# Data entries:
********************
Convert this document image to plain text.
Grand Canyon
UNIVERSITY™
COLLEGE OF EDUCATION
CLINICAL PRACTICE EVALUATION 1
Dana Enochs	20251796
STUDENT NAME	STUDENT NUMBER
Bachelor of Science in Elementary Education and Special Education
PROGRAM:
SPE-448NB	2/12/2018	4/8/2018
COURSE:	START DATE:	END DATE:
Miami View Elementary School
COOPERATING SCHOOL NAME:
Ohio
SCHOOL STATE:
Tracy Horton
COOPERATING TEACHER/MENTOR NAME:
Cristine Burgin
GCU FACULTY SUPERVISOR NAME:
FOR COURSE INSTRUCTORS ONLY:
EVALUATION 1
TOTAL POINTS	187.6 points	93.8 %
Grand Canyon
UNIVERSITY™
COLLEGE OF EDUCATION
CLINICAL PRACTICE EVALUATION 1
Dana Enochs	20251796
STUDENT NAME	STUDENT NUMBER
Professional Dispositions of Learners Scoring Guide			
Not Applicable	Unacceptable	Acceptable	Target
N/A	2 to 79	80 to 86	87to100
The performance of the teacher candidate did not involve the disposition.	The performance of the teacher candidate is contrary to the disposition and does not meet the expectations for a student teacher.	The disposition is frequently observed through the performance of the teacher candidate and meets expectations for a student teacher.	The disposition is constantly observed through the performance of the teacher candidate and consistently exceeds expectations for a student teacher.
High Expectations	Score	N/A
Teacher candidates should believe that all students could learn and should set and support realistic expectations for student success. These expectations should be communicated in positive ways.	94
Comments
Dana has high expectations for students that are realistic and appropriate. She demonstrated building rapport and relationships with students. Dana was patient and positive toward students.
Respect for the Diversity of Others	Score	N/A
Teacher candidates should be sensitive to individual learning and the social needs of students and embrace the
********************
# CHALLENGE:
Repeat the records above exactly, leaving none out.

# FINISHED ANSWER:
Convert this document image to plain text.
Grand Canyon
UNIVERSITY™
COLLEGE OF EDUCATION
CLINICAL PRACTICE EVALUATION 1
Dana Enochs	20251796
STUDENT NAME	STUDENT NUMBER
Bachelor of Science in Elementary Education and Special Education
PROGRAM:
SPE-448NB	2/12/2018	4/8/2018
COURSE:	START DATE:	END DATE:
Miami View Elementary School
COOPERATING SCHOOL NAME:
Ohio
SCHOOL STATE:
Tracy Horton
COOPERATING TEACHER/MENTOR NAME:
Cristine Burgin
GCU FACULTY SUPERVISOR NAME:
FOR COURSE INSTRUCTORS ONLY:
EVALUATION 1
TOTAL POINTS	187.6 points	93.8 %
Grand Canyon
UNIVERSITY™
COLLEGE OF EDUCATION
CLINICAL PRACTICE EVALUATION 1
Dana Enochs	20251796
STUDENT NAME	STUDENT NUMBER
Professional Dispositions of Learners Scoring Guide			
Not Applicable	Unacceptable	Acceptable	Target
N/A	2 to 79	80 to 86	87to100
The performance of the teacher candidate did not involve the disposition.	The performance of the teacher candidate is contrary to the disposition and does not meet the expectations for a student teacher.	The disposition is frequently observed through the performance of the teacher candidate and meets expectations for a student teacher.	The disposition is constantly observed through the performance of the teacher candidate and consistently exceeds expectations for a student teacher.
High Expectations	Score	N/A
Teacher candidates should believe that all students could learn and should set and support realistic expectations for student success. These expectations should be communicated in positive ways.	94
Comments
Dana has high expectations for students that are realistic and appropriate. She demonstrated building rapport and relationships with students. Dana was patient and positive toward students.
Respect for the Diversity of Others	Score	N/A
Teacher candidates should be sensitive to individual learning and the social needs of students and embrace the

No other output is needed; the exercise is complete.